Exercise aim — Give an exact transcription of every line, dropping the images.

Material for the task —

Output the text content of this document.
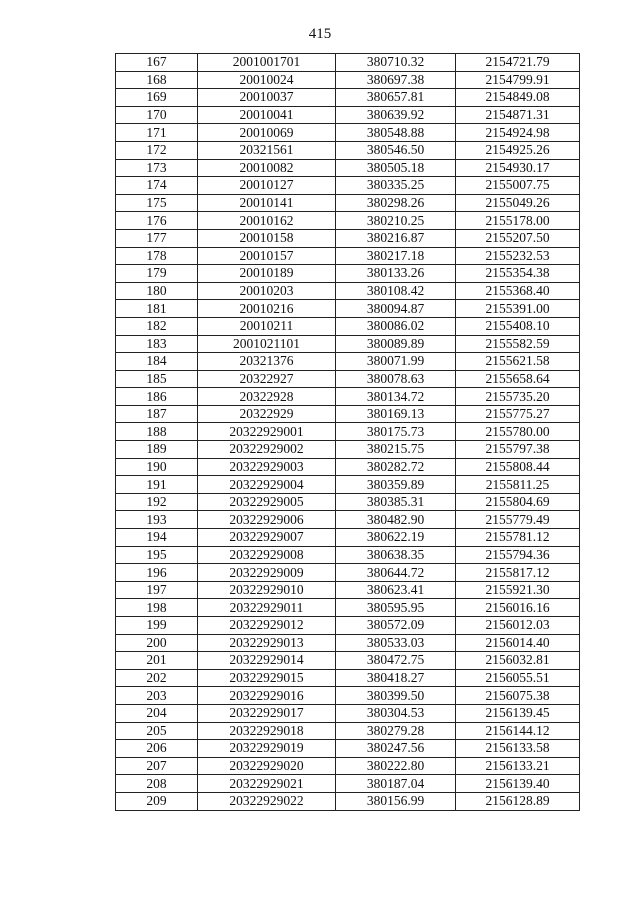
415
167	2001001701	380710.32	2154721.79
168	20010024	380697.38	2154799.91
169	20010037	380657.81	2154849.08
170	20010041	380639.92	2154871.31
171	20010069	380548.88	2154924.98
172	20321561	380546.50	2154925.26
173	20010082	380505.18	2154930.17
174	20010127	380335.25	2155007.75
175	20010141	380298.26	2155049.26
176	20010162	380210.25	2155178.00
177	20010158	380216.87	2155207.50
178	20010157	380217.18	2155232.53
179	20010189	380133.26	2155354.38
180	20010203	380108.42	2155368.40
181	20010216	380094.87	2155391.00
182	20010211	380086.02	2155408.10
183	2001021101	380089.89	2155582.59
184	20321376	380071.99	2155621.58
185	20322927	380078.63	2155658.64
186	20322928	380134.72	2155735.20
187	20322929	380169.13	2155775.27
188	20322929001	380175.73	2155780.00
189	20322929002	380215.75	2155797.38
190	20322929003	380282.72	2155808.44
191	20322929004	380359.89	2155811.25
192	20322929005	380385.31	2155804.69
193	20322929006	380482.90	2155779.49
194	20322929007	380622.19	2155781.12
195	20322929008	380638.35	2155794.36
196	20322929009	380644.72	2155817.12
197	20322929010	380623.41	2155921.30
198	20322929011	380595.95	2156016.16
199	20322929012	380572.09	2156012.03
200	20322929013	380533.03	2156014.40
201	20322929014	380472.75	2156032.81
202	20322929015	380418.27	2156055.51
203	20322929016	380399.50	2156075.38
204	20322929017	380304.53	2156139.45
205	20322929018	380279.28	2156144.12
206	20322929019	380247.56	2156133.58
207	20322929020	380222.80	2156133.21
208	20322929021	380187.04	2156139.40
209	20322929022	380156.99	2156128.89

Result —
Output the text content of this document.
415
167	2001001701	380710.32	2154721.79
168	20010024	380697.38	2154799.91
169	20010037	380657.81	2154849.08
170	20010041	380639.92	2154871.31
171	20010069	380548.88	2154924.98
172	20321561	380546.50	2154925.26
173	20010082	380505.18	2154930.17
174	20010127	380335.25	2155007.75
175	20010141	380298.26	2155049.26
176	20010162	380210.25	2155178.00
177	20010158	380216.87	2155207.50
178	20010157	380217.18	2155232.53
179	20010189	380133.26	2155354.38
180	20010203	380108.42	2155368.40
181	20010216	380094.87	2155391.00
182	20010211	380086.02	2155408.10
183	2001021101	380089.89	2155582.59
184	20321376	380071.99	2155621.58
185	20322927	380078.63	2155658.64
186	20322928	380134.72	2155735.20
187	20322929	380169.13	2155775.27
188	20322929001	380175.73	2155780.00
189	20322929002	380215.75	2155797.38
190	20322929003	380282.72	2155808.44
191	20322929004	380359.89	2155811.25
192	20322929005	380385.31	2155804.69
193	20322929006	380482.90	2155779.49
194	20322929007	380622.19	2155781.12
195	20322929008	380638.35	2155794.36
196	20322929009	380644.72	2155817.12
197	20322929010	380623.41	2155921.30
198	20322929011	380595.95	2156016.16
199	20322929012	380572.09	2156012.03
200	20322929013	380533.03	2156014.40
201	20322929014	380472.75	2156032.81
202	20322929015	380418.27	2156055.51
203	20322929016	380399.50	2156075.38
204	20322929017	380304.53	2156139.45
205	20322929018	380279.28	2156144.12
206	20322929019	380247.56	2156133.58
207	20322929020	380222.80	2156133.21
208	20322929021	380187.04	2156139.40
209	20322929022	380156.99	2156128.89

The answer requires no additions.